_Given instruction_
Below are records to transcribe exactly, without their pictures.

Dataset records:
..........
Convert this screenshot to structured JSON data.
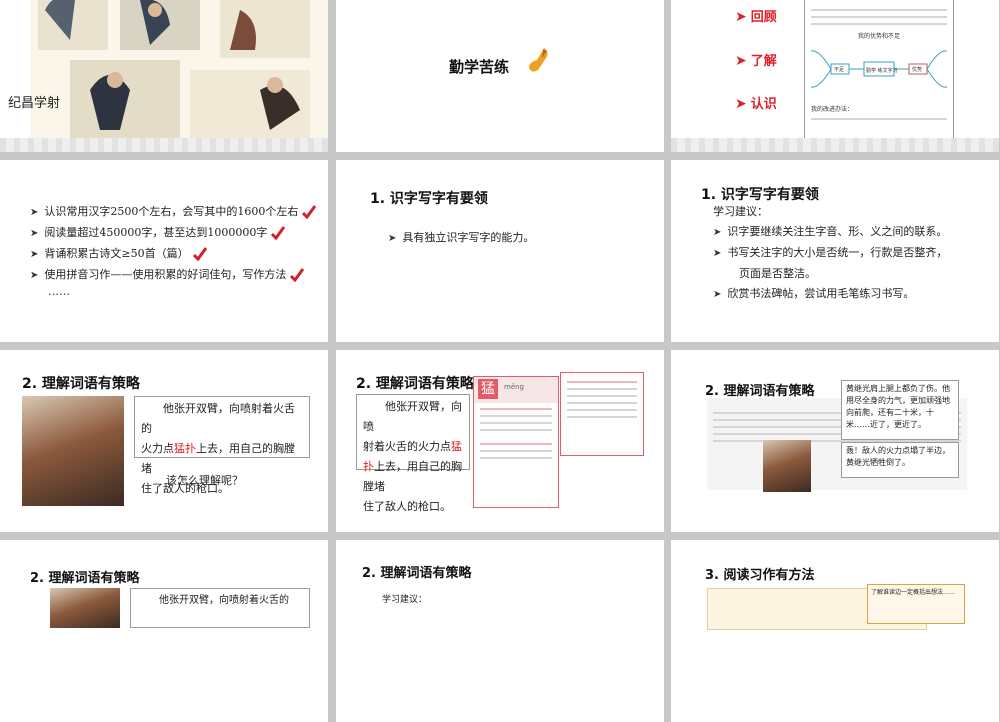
{
  "s1": {
    "caption": "纪昌学射"
  },
  "s2": {
    "title": "勤学苦练"
  },
  "s3": {
    "items": [
      "回顾",
      "了解",
      "认识"
    ],
    "tiny_heading": "我的优势和不足",
    "tiny_footer": "我的改进办法：",
    "tiny_mid": "勤学 练文字习",
    "tiny_left": "不足",
    "tiny_right": "优势"
  },
  "s4": {
    "items": [
      "认识常用汉字2500个左右，会写其中的1600个左右",
      "阅读量超过450000字，甚至达到1000000字",
      "背诵积累古诗文≥50首（篇）",
      "使用拼音习作——使用积累的好词佳句，写作方法"
    ],
    "ellipsis": "……"
  },
  "s5": {
    "title": "1. 识字写字有要领",
    "item": "具有独立识字写字的能力。"
  },
  "s6": {
    "title": "1. 识字写字有要领",
    "sub": "学习建议：",
    "items": [
      "识字要继续关注生字音、形、义之间的联系。",
      "书写关注字的大小是否统一，行款是否整齐，"
    ],
    "cont": "页面是否整洁。",
    "item3": "欣赏书法碑帖，尝试用毛笔练习书写。"
  },
  "s7": {
    "title": "2. 理解词语有策略",
    "passage_a": "他张开双臂，向喷射着火舌的",
    "passage_b": "火力点",
    "passage_hl": "猛扑",
    "passage_c": "上去，用自己的胸膛堵",
    "passage_d": "住了敌人的枪口。",
    "question": "该怎么理解呢？"
  },
  "s8": {
    "title": "2. 理解词语有策略",
    "passage_a": "他张开双臂，向喷",
    "passage_b": "射着火舌的火力点",
    "passage_hl": "猛扑",
    "passage_c": "上去，用自己的胸膛堵",
    "passage_d": "住了敌人的枪口。",
    "dict_char": "猛",
    "dict_pinyin": "měng"
  },
  "s9": {
    "title": "2. 理解词语有策略",
    "bubble1": "黄继光肩上腿上都负了伤。他用尽全身的力气，更加顽强地向前爬，还有二十米，十米……近了，更近了。",
    "bubble2": "轰！敌人的火力点塌了半边，黄继光牺牲倒了。"
  },
  "s10": {
    "title": "2. 理解词语有策略",
    "passage": "他张开双臂，向喷射着火舌的"
  },
  "s11": {
    "title": "2. 理解词语有策略",
    "sub": "学习建议："
  },
  "s12": {
    "title": "3. 阅读习作有方法",
    "note": "了解谁读边一定概括出想法……"
  },
  "colors": {
    "accent_red": "#e0202a",
    "card_red": "#e35b66"
  }
}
..........
_Response to this exercise_
Convert this screenshot to structured JSON data.
{
  "s1": {
    "caption": "纪昌学射"
  },
  "s2": {
    "title": "勤学苦练"
  },
  "s3": {
    "items": [
      "回顾",
      "了解",
      "认识"
    ],
    "tiny_heading": "我的优势和不足",
    "tiny_footer": "我的改进办法：",
    "tiny_mid": "勤学 练文字习",
    "tiny_left": "不足",
    "tiny_right": "优势"
  },
  "s4": {
    "items": [
      "认识常用汉字2500个左右，会写其中的1600个左右",
      "阅读量超过450000字，甚至达到1000000字",
      "背诵积累古诗文≥50首（篇）",
      "使用拼音习作——使用积累的好词佳句，写作方法"
    ],
    "ellipsis": "……"
  },
  "s5": {
    "title": "1. 识字写字有要领",
    "item": "具有独立识字写字的能力。"
  },
  "s6": {
    "title": "1. 识字写字有要领",
    "sub": "学习建议：",
    "items": [
      "识字要继续关注生字音、形、义之间的联系。",
      "书写关注字的大小是否统一，行款是否整齐，"
    ],
    "cont": "页面是否整洁。",
    "item3": "欣赏书法碑帖，尝试用毛笔练习书写。"
  },
  "s7": {
    "title": "2. 理解词语有策略",
    "passage_a": "他张开双臂，向喷射着火舌的",
    "passage_b": "火力点",
    "passage_hl": "猛扑",
    "passage_c": "上去，用自己的胸膛堵",
    "passage_d": "住了敌人的枪口。",
    "question": "该怎么理解呢？"
  },
  "s8": {
    "title": "2. 理解词语有策略",
    "passage_a": "他张开双臂，向喷",
    "passage_b": "射着火舌的火力点",
    "passage_hl": "猛扑",
    "passage_c": "上去，用自己的胸膛堵",
    "passage_d": "住了敌人的枪口。",
    "dict_char": "猛",
    "dict_pinyin": "měng"
  },
  "s9": {
    "title": "2. 理解词语有策略",
    "bubble1": "黄继光肩上腿上都负了伤。他用尽全身的力气，更加顽强地向前爬，还有二十米，十米……近了，更近了。",
    "bubble2": "轰！敌人的火力点塌了半边，黄继光牺牲倒了。"
  },
  "s10": {
    "title": "2. 理解词语有策略",
    "passage": "他张开双臂，向喷射着火舌的"
  },
  "s11": {
    "title": "2. 理解词语有策略",
    "sub": "学习建议："
  },
  "s12": {
    "title": "3. 阅读习作有方法",
    "note": "了解谁读边一定概括出想法……"
  },
  "colors": {
    "accent_red": "#e0202a",
    "card_red": "#e35b66"
  }
}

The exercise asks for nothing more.